-- start of Records for the exercise --

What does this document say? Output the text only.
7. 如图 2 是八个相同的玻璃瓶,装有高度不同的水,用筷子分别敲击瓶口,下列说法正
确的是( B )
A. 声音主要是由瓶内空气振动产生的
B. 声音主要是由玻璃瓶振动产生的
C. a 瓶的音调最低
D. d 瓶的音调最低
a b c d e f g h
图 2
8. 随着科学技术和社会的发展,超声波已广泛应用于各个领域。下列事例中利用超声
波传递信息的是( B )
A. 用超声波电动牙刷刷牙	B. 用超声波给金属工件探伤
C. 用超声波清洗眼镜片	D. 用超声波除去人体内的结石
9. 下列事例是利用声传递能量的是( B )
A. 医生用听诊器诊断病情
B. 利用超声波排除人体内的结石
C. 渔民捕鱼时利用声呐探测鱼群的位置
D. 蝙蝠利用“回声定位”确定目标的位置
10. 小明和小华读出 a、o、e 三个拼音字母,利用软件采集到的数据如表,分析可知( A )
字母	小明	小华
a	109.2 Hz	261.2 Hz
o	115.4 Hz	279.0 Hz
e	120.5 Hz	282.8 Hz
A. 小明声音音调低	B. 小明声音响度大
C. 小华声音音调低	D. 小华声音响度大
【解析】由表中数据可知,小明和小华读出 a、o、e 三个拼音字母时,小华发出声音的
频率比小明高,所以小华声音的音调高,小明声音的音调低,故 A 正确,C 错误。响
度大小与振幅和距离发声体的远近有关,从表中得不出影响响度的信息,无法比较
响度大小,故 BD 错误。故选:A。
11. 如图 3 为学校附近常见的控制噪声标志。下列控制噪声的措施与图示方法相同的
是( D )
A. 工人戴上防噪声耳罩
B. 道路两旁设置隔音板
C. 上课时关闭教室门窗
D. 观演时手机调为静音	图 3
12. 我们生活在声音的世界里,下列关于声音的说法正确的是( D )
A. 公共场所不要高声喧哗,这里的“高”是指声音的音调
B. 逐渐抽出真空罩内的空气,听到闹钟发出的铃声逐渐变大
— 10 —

-- end of Records for the exercise --

• [Requirements] From the material above, gather all lines that include the string "小明和小华读出" and copy them.

• [Response]
10. 小明和小华读出 a、o、e 三个拼音字母,利用软件采集到的数据如表,分析可知( A )
【解析】由表中数据可知,小明和小华读出 a、o、e 三个拼音字母时,小华发出声音的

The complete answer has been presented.